===== Provided information

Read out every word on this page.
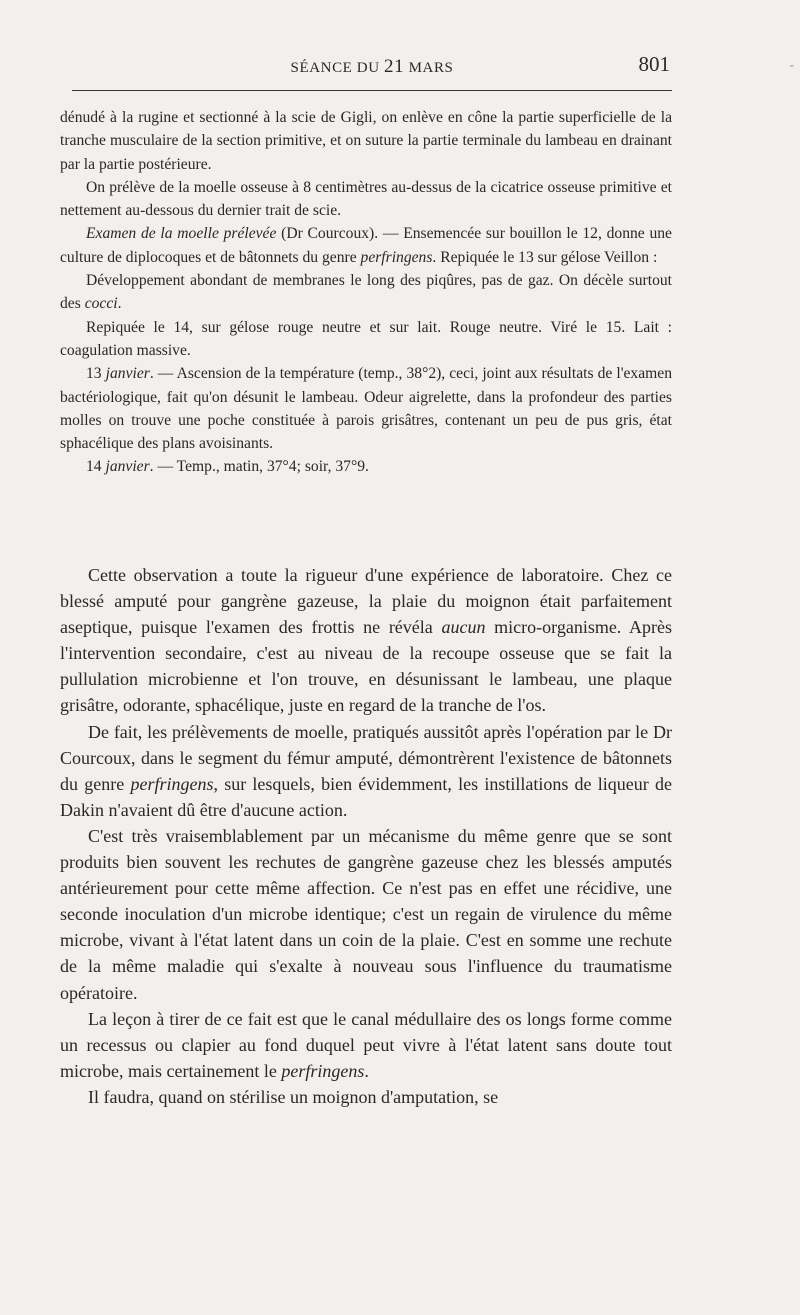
SÉANCE DU 21 MARS	801	-

dénudé à la rugine et sectionné à la scie de Gigli, on enlève en cône la partie superficielle de la tranche musculaire de la section primitive, et on suture la partie terminale du lambeau en drainant par la partie postérieure.

On prélève de la moelle osseuse à 8 centimètres au-dessus de la cicatrice osseuse primitive et nettement au-dessous du dernier trait de scie.

Examen de la moelle prélevée (Dr Courcoux). — Ensemencée sur bouillon le 12, donne une culture de diplocoques et de bâtonnets du genre perfringens. Repiquée le 13 sur gélose Veillon :

Développement abondant de membranes le long des piqûres, pas de gaz. On décèle surtout des cocci.

Repiquée le 14, sur gélose rouge neutre et sur lait. Rouge neutre. Viré le 15. Lait : coagulation massive.

13 janvier. — Ascension de la température (temp., 38°2), ceci, joint aux résultats de l'examen bactériologique, fait qu'on désunit le lambeau. Odeur aigrelette, dans la profondeur des parties molles on trouve une poche constituée à parois grisâtres, contenant un peu de pus gris, état sphacélique des plans avoisinants.

14 janvier. — Temp., matin, 37°4; soir, 37°9.

Cette observation a toute la rigueur d'une expérience de laboratoire. Chez ce blessé amputé pour gangrène gazeuse, la plaie du moignon était parfaitement aseptique, puisque l'examen des frottis ne révéla aucun micro-organisme. Après l'intervention secondaire, c'est au niveau de la recoupe osseuse que se fait la pullulation microbienne et l'on trouve, en désunissant le lambeau, une plaque grisâtre, odorante, sphacélique, juste en regard de la tranche de l'os.

De fait, les prélèvements de moelle, pratiqués aussitôt après l'opération par le Dr Courcoux, dans le segment du fémur amputé, démontrèrent l'existence de bâtonnets du genre perfringens, sur lesquels, bien évidemment, les instillations de liqueur de Dakin n'avaient dû être d'aucune action.

C'est très vraisemblablement par un mécanisme du même genre que se sont produits bien souvent les rechutes de gangrène gazeuse chez les blessés amputés antérieurement pour cette même affection. Ce n'est pas en effet une récidive, une seconde inoculation d'un microbe identique; c'est un regain de virulence du même microbe, vivant à l'état latent dans un coin de la plaie. C'est en somme une rechute de la même maladie qui s'exalte à nouveau sous l'influence du traumatisme opératoire.

La leçon à tirer de ce fait est que le canal médullaire des os longs forme comme un recessus ou clapier au fond duquel peut vivre à l'état latent sans doute tout microbe, mais certainement le perfringens.

Il faudra, quand on stérilise un moignon d'amputation, se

==========

**Stated task:** Lines from the records above that hold "scie" are the ones to list.

**Output for this task:**
dénudé à la rugine et sectionné à la scie de Gigli, on enlève en cône la partie superficielle de la tranche musculaire de la section primitive, et on suture la partie terminale du lambeau en drainant par la partie postérieure.
On prélève de la moelle osseuse à 8 centimètres au-dessus de la cicatrice osseuse primitive et nettement au-dessous du dernier trait de scie.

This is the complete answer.